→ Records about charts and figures

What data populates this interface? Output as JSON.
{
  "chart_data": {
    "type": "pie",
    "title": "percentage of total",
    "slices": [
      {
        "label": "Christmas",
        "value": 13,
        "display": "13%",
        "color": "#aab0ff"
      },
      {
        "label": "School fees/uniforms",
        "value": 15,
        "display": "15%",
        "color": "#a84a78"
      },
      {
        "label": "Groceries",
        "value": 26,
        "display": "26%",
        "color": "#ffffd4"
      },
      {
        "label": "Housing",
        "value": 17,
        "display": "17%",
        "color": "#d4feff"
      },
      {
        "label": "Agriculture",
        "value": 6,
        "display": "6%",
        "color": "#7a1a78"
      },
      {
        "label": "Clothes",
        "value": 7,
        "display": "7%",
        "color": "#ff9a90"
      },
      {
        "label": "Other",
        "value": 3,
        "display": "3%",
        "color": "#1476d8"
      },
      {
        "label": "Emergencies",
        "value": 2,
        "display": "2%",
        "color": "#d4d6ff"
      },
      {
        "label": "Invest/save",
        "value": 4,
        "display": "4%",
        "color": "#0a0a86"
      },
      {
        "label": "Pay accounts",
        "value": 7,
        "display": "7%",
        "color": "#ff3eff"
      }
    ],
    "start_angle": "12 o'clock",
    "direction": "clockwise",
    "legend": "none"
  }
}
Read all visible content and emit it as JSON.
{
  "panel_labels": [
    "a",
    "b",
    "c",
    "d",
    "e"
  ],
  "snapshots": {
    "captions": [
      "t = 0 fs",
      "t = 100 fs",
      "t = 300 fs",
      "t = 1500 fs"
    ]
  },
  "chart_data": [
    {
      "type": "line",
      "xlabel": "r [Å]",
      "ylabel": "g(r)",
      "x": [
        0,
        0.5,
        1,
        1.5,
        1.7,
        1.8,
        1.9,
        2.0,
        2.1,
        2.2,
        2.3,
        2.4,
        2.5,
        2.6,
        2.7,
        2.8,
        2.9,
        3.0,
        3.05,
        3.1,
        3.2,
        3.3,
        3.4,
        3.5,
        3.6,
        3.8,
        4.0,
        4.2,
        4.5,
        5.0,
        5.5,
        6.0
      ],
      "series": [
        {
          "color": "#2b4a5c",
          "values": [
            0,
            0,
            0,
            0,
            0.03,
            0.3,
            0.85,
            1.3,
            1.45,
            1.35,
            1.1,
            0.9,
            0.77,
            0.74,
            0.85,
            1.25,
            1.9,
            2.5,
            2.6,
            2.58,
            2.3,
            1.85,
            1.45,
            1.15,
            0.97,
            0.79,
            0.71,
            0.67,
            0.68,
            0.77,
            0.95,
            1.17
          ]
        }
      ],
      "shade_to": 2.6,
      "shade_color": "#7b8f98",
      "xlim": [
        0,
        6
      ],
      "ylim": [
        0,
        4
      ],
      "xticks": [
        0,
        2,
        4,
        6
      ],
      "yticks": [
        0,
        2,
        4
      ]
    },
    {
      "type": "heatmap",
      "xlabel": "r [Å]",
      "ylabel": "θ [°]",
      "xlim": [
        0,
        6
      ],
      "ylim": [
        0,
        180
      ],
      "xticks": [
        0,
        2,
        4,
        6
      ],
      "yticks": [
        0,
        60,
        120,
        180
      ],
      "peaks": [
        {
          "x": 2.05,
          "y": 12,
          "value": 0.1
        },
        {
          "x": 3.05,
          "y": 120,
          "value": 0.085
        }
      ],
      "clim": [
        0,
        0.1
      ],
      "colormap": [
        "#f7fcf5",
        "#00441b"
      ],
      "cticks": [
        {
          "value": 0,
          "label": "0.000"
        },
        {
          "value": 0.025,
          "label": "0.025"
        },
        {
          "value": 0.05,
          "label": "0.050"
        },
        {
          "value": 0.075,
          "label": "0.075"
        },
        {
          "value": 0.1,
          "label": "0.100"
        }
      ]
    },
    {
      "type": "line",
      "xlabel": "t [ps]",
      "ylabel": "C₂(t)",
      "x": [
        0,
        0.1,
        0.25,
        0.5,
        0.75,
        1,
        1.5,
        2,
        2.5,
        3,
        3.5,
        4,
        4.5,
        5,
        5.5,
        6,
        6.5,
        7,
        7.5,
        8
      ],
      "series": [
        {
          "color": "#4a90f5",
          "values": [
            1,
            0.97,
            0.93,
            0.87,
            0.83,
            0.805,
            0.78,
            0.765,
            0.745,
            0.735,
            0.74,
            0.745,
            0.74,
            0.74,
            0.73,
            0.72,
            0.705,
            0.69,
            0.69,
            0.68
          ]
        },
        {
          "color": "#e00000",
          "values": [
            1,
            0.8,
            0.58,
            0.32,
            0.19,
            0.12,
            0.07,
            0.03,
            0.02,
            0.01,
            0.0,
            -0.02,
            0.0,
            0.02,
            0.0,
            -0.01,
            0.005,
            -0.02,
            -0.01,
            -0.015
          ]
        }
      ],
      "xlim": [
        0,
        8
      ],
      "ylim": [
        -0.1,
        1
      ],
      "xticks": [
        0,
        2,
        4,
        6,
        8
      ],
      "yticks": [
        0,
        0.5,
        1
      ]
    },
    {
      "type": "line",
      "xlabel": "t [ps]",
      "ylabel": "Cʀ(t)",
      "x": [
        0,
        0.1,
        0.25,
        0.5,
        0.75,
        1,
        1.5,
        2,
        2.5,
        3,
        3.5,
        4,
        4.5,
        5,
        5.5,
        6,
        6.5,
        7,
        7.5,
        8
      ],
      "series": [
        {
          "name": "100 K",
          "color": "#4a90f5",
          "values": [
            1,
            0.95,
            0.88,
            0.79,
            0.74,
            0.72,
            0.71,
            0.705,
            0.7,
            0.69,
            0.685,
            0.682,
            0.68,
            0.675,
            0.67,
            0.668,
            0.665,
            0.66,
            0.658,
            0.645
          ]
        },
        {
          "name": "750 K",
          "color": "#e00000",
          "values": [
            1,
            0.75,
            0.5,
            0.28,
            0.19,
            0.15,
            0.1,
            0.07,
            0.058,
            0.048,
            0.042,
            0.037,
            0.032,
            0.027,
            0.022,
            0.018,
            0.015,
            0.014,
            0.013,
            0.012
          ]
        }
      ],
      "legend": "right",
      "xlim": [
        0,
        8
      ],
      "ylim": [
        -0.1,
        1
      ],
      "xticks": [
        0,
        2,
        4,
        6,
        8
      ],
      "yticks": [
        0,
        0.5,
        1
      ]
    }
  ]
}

→ Your instructions
Retype the records that precede this task, keeping them exactly the same.

→ Completed exercise
What data populates this interface? Output as JSON.
{
  "chart_data": {
    "type": "pie",
    "title": "percentage of total",
    "slices": [
      {
        "label": "Christmas",
        "value": 13,
        "display": "13%",
        "color": "#aab0ff"
      },
      {
        "label": "School fees/uniforms",
        "value": 15,
        "display": "15%",
        "color": "#a84a78"
      },
      {
        "label": "Groceries",
        "value": 26,
        "display": "26%",
        "color": "#ffffd4"
      },
      {
        "label": "Housing",
        "value": 17,
        "display": "17%",
        "color": "#d4feff"
      },
      {
        "label": "Agriculture",
        "value": 6,
        "display": "6%",
        "color": "#7a1a78"
      },
      {
        "label": "Clothes",
        "value": 7,
        "display": "7%",
        "color": "#ff9a90"
      },
      {
        "label": "Other",
        "value": 3,
        "display": "3%",
        "color": "#1476d8"
      },
      {
        "label": "Emergencies",
        "value": 2,
        "display": "2%",
        "color": "#d4d6ff"
      },
      {
        "label": "Invest/save",
        "value": 4,
        "display": "4%",
        "color": "#0a0a86"
      },
      {
        "label": "Pay accounts",
        "value": 7,
        "display": "7%",
        "color": "#ff3eff"
      }
    ],
    "start_angle": "12 o'clock",
    "direction": "clockwise",
    "legend": "none"
  }
}
Read all visible content and emit it as JSON.
{
  "panel_labels": [
    "a",
    "b",
    "c",
    "d",
    "e"
  ],
  "snapshots": {
    "captions": [
      "t = 0 fs",
      "t = 100 fs",
      "t = 300 fs",
      "t = 1500 fs"
    ]
  },
  "chart_data": [
    {
      "type": "line",
      "xlabel": "r [Å]",
      "ylabel": "g(r)",
      "x": [
        0,
        0.5,
        1,
        1.5,
        1.7,
        1.8,
        1.9,
        2.0,
        2.1,
        2.2,
        2.3,
        2.4,
        2.5,
        2.6,
        2.7,
        2.8,
        2.9,
        3.0,
        3.05,
        3.1,
        3.2,
        3.3,
        3.4,
        3.5,
        3.6,
        3.8,
        4.0,
        4.2,
        4.5,
        5.0,
        5.5,
        6.0
      ],
      "series": [
        {
          "color": "#2b4a5c",
          "values": [
            0,
            0,
            0,
            0,
            0.03,
            0.3,
            0.85,
            1.3,
            1.45,
            1.35,
            1.1,
            0.9,
            0.77,
            0.74,
            0.85,
            1.25,
            1.9,
            2.5,
            2.6,
            2.58,
            2.3,
            1.85,
            1.45,
            1.15,
            0.97,
            0.79,
            0.71,
            0.67,
            0.68,
            0.77,
            0.95,
            1.17
          ]
        }
      ],
      "shade_to": 2.6,
      "shade_color": "#7b8f98",
      "xlim": [
        0,
        6
      ],
      "ylim": [
        0,
        4
      ],
      "xticks": [
        0,
        2,
        4,
        6
      ],
      "yticks": [
        0,
        2,
        4
      ]
    },
    {
      "type": "heatmap",
      "xlabel": "r [Å]",
      "ylabel": "θ [°]",
      "xlim": [
        0,
        6
      ],
      "ylim": [
        0,
        180
      ],
      "xticks": [
        0,
        2,
        4,
        6
      ],
      "yticks": [
        0,
        60,
        120,
        180
      ],
      "peaks": [
        {
          "x": 2.05,
          "y": 12,
          "value": 0.1
        },
        {
          "x": 3.05,
          "y": 120,
          "value": 0.085
        }
      ],
      "clim": [
        0,
        0.1
      ],
      "colormap": [
        "#f7fcf5",
        "#00441b"
      ],
      "cticks": [
        {
          "value": 0,
          "label": "0.000"
        },
        {
          "value": 0.025,
          "label": "0.025"
        },
        {
          "value": 0.05,
          "label": "0.050"
        },
        {
          "value": 0.075,
          "label": "0.075"
        },
        {
          "value": 0.1,
          "label": "0.100"
        }
      ]
    },
    {
      "type": "line",
      "xlabel": "t [ps]",
      "ylabel": "C₂(t)",
      "x": [
        0,
        0.1,
        0.25,
        0.5,
        0.75,
        1,
        1.5,
        2,
        2.5,
        3,
        3.5,
        4,
        4.5,
        5,
        5.5,
        6,
        6.5,
        7,
        7.5,
        8
      ],
      "series": [
        {
          "color": "#4a90f5",
          "values": [
            1,
            0.97,
            0.93,
            0.87,
            0.83,
            0.805,
            0.78,
            0.765,
            0.745,
            0.735,
            0.74,
            0.745,
            0.74,
            0.74,
            0.73,
            0.72,
            0.705,
            0.69,
            0.69,
            0.68
          ]
        },
        {
          "color": "#e00000",
          "values": [
            1,
            0.8,
            0.58,
            0.32,
            0.19,
            0.12,
            0.07,
            0.03,
            0.02,
            0.01,
            0.0,
            -0.02,
            0.0,
            0.02,
            0.0,
            -0.01,
            0.005,
            -0.02,
            -0.01,
            -0.015
          ]
        }
      ],
      "xlim": [
        0,
        8
      ],
      "ylim": [
        -0.1,
        1
      ],
      "xticks": [
        0,
        2,
        4,
        6,
        8
      ],
      "yticks": [
        0,
        0.5,
        1
      ]
    },
    {
      "type": "line",
      "xlabel": "t [ps]",
      "ylabel": "Cʀ(t)",
      "x": [
        0,
        0.1,
        0.25,
        0.5,
        0.75,
        1,
        1.5,
        2,
        2.5,
        3,
        3.5,
        4,
        4.5,
        5,
        5.5,
        6,
        6.5,
        7,
        7.5,
        8
      ],
      "series": [
        {
          "name": "100 K",
          "color": "#4a90f5",
          "values": [
            1,
            0.95,
            0.88,
            0.79,
            0.74,
            0.72,
            0.71,
            0.705,
            0.7,
            0.69,
            0.685,
            0.682,
            0.68,
            0.675,
            0.67,
            0.668,
            0.665,
            0.66,
            0.658,
            0.645
          ]
        },
        {
          "name": "750 K",
          "color": "#e00000",
          "values": [
            1,
            0.75,
            0.5,
            0.28,
            0.19,
            0.15,
            0.1,
            0.07,
            0.058,
            0.048,
            0.042,
            0.037,
            0.032,
            0.027,
            0.022,
            0.018,
            0.015,
            0.014,
            0.013,
            0.012
          ]
        }
      ],
      "legend": "right",
      "xlim": [
        0,
        8
      ],
      "ylim": [
        -0.1,
        1
      ],
      "xticks": [
        0,
        2,
        4,
        6,
        8
      ],
      "yticks": [
        0,
        0.5,
        1
      ]
    }
  ]
}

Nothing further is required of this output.